Data items
--- Begin ---
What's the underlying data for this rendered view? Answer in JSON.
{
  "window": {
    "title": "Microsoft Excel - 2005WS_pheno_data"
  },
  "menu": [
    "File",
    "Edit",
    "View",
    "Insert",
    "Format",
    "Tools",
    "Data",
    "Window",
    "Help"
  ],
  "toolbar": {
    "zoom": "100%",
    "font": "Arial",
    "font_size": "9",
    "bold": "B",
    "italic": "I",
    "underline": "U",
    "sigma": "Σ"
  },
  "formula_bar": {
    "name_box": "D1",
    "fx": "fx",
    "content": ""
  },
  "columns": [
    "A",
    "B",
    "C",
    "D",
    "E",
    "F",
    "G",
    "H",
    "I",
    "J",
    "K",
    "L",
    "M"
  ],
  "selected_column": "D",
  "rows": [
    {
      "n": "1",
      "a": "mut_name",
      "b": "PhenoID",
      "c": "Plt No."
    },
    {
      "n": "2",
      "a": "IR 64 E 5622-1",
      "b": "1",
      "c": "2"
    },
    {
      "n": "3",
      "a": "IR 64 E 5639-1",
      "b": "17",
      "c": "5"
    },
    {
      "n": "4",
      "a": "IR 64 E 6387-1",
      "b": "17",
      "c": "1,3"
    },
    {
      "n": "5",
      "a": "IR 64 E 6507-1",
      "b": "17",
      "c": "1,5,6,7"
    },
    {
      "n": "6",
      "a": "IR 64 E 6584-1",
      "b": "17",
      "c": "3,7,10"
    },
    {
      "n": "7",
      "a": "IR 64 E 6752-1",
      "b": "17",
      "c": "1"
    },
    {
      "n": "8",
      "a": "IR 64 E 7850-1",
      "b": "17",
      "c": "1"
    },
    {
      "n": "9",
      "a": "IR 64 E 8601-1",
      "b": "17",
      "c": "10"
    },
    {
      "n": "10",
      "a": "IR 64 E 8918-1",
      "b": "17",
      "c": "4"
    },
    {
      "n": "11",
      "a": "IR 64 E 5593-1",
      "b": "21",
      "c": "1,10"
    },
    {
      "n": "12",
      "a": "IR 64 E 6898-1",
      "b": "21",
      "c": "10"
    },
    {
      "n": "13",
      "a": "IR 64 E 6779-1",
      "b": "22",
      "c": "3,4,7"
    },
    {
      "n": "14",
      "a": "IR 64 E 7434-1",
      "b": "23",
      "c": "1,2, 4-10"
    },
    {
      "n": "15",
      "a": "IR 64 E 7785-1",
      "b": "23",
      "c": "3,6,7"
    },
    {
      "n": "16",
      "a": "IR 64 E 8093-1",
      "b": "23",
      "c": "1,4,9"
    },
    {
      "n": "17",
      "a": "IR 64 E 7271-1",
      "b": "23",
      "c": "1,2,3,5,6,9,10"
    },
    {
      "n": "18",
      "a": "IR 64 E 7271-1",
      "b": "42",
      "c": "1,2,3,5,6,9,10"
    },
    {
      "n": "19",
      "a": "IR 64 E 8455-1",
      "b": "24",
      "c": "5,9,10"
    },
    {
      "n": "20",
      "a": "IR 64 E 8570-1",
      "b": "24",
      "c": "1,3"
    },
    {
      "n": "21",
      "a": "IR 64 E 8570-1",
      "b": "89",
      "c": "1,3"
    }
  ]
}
--- End ---
Task objective: Restate each record word for word.

Response to the exercise:
What's the underlying data for this rendered view? Answer in JSON.
{
  "window": {
    "title": "Microsoft Excel - 2005WS_pheno_data"
  },
  "menu": [
    "File",
    "Edit",
    "View",
    "Insert",
    "Format",
    "Tools",
    "Data",
    "Window",
    "Help"
  ],
  "toolbar": {
    "zoom": "100%",
    "font": "Arial",
    "font_size": "9",
    "bold": "B",
    "italic": "I",
    "underline": "U",
    "sigma": "Σ"
  },
  "formula_bar": {
    "name_box": "D1",
    "fx": "fx",
    "content": ""
  },
  "columns": [
    "A",
    "B",
    "C",
    "D",
    "E",
    "F",
    "G",
    "H",
    "I",
    "J",
    "K",
    "L",
    "M"
  ],
  "selected_column": "D",
  "rows": [
    {
      "n": "1",
      "a": "mut_name",
      "b": "PhenoID",
      "c": "Plt No."
    },
    {
      "n": "2",
      "a": "IR 64 E 5622-1",
      "b": "1",
      "c": "2"
    },
    {
      "n": "3",
      "a": "IR 64 E 5639-1",
      "b": "17",
      "c": "5"
    },
    {
      "n": "4",
      "a": "IR 64 E 6387-1",
      "b": "17",
      "c": "1,3"
    },
    {
      "n": "5",
      "a": "IR 64 E 6507-1",
      "b": "17",
      "c": "1,5,6,7"
    },
    {
      "n": "6",
      "a": "IR 64 E 6584-1",
      "b": "17",
      "c": "3,7,10"
    },
    {
      "n": "7",
      "a": "IR 64 E 6752-1",
      "b": "17",
      "c": "1"
    },
    {
      "n": "8",
      "a": "IR 64 E 7850-1",
      "b": "17",
      "c": "1"
    },
    {
      "n": "9",
      "a": "IR 64 E 8601-1",
      "b": "17",
      "c": "10"
    },
    {
      "n": "10",
      "a": "IR 64 E 8918-1",
      "b": "17",
      "c": "4"
    },
    {
      "n": "11",
      "a": "IR 64 E 5593-1",
      "b": "21",
      "c": "1,10"
    },
    {
      "n": "12",
      "a": "IR 64 E 6898-1",
      "b": "21",
      "c": "10"
    },
    {
      "n": "13",
      "a": "IR 64 E 6779-1",
      "b": "22",
      "c": "3,4,7"
    },
    {
      "n": "14",
      "a": "IR 64 E 7434-1",
      "b": "23",
      "c": "1,2, 4-10"
    },
    {
      "n": "15",
      "a": "IR 64 E 7785-1",
      "b": "23",
      "c": "3,6,7"
    },
    {
      "n": "16",
      "a": "IR 64 E 8093-1",
      "b": "23",
      "c": "1,4,9"
    },
    {
      "n": "17",
      "a": "IR 64 E 7271-1",
      "b": "23",
      "c": "1,2,3,5,6,9,10"
    },
    {
      "n": "18",
      "a": "IR 64 E 7271-1",
      "b": "42",
      "c": "1,2,3,5,6,9,10"
    },
    {
      "n": "19",
      "a": "IR 64 E 8455-1",
      "b": "24",
      "c": "5,9,10"
    },
    {
      "n": "20",
      "a": "IR 64 E 8570-1",
      "b": "24",
      "c": "1,3"
    },
    {
      "n": "21",
      "a": "IR 64 E 8570-1",
      "b": "89",
      "c": "1,3"
    }
  ]
}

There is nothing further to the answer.